EXERCISE DESCRIPTION:
Report each line of the data that includes the word "的黄金分割点".

(Saved entries)
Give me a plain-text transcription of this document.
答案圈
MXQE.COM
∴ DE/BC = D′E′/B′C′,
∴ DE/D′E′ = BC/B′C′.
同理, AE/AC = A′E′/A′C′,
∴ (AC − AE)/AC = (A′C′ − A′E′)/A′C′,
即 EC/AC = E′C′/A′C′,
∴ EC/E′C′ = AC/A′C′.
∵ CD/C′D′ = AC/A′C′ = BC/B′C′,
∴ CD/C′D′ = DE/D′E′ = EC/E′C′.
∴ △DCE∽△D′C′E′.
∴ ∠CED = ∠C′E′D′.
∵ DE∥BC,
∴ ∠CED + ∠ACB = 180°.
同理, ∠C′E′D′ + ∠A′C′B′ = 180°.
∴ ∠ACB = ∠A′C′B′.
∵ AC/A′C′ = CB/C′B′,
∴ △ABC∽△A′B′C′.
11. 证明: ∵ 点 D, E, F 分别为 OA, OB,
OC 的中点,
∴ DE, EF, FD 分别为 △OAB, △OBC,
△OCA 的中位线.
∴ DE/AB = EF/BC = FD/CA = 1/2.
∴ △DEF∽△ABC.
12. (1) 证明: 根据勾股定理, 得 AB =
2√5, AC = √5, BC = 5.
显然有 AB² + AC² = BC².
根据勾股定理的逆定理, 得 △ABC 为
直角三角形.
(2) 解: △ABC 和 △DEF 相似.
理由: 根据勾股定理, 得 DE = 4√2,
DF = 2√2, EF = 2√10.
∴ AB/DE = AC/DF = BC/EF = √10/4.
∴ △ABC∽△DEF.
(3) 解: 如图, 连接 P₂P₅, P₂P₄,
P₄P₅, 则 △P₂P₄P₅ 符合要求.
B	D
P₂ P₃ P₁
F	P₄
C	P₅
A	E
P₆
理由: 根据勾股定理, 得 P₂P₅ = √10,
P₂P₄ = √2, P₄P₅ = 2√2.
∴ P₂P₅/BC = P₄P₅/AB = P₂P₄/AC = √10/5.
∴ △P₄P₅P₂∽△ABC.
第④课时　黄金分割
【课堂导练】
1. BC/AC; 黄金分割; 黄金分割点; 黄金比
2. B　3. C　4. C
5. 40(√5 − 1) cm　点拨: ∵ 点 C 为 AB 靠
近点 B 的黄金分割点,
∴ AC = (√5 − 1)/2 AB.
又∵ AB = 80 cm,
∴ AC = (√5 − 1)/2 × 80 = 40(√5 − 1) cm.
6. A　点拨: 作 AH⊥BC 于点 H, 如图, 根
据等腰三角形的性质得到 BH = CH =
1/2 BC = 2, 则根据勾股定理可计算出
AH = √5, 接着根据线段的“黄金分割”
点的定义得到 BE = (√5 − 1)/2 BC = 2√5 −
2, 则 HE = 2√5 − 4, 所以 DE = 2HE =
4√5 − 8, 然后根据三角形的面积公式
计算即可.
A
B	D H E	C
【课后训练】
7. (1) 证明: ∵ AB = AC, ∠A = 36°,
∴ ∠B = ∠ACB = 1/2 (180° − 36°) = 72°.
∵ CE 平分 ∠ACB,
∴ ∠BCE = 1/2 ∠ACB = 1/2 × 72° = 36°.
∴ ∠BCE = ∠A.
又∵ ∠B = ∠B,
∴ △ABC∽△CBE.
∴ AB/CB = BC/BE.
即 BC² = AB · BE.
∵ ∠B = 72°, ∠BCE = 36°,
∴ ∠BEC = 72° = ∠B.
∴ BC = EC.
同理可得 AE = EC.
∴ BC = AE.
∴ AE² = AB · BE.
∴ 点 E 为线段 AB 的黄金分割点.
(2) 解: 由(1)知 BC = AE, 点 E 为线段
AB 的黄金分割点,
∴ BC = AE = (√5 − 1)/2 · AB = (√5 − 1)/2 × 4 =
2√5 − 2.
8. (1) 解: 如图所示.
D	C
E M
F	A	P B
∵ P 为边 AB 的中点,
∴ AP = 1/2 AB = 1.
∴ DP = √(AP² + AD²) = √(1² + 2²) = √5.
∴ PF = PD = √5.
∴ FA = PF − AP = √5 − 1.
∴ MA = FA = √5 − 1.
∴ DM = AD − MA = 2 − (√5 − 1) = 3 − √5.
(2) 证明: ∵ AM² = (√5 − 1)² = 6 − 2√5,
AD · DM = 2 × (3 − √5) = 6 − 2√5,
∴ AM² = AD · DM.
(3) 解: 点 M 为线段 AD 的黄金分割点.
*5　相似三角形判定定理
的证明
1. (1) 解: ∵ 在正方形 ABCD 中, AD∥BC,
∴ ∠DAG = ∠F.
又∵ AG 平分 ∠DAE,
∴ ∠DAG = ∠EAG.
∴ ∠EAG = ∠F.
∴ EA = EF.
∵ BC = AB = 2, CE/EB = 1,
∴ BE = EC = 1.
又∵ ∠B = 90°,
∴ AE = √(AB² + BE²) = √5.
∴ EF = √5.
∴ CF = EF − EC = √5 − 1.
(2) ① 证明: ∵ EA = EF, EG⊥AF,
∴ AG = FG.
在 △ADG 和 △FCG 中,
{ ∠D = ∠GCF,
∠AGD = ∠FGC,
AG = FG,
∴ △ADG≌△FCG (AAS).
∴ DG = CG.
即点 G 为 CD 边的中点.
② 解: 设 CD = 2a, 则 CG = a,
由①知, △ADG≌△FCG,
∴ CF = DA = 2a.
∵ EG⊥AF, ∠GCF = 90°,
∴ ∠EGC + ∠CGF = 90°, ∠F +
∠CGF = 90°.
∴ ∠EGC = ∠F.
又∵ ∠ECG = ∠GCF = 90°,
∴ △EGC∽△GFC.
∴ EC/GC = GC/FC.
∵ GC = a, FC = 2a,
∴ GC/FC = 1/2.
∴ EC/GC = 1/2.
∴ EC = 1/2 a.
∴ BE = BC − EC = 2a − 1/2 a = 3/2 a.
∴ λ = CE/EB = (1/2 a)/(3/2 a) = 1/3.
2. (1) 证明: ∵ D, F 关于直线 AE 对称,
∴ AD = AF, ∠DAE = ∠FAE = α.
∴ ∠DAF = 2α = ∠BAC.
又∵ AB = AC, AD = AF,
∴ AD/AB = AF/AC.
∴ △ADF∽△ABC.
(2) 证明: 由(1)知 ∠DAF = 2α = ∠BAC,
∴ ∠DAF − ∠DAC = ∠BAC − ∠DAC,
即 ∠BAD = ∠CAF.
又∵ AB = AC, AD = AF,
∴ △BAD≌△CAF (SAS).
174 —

TASK RESPONSE:
近点 B 的黄金分割点,
∴ 点 E 为线段 AB 的黄金分割点.
AB 的黄金分割点,
(3) 解: 点 M 为线段 AD 的黄金分割点.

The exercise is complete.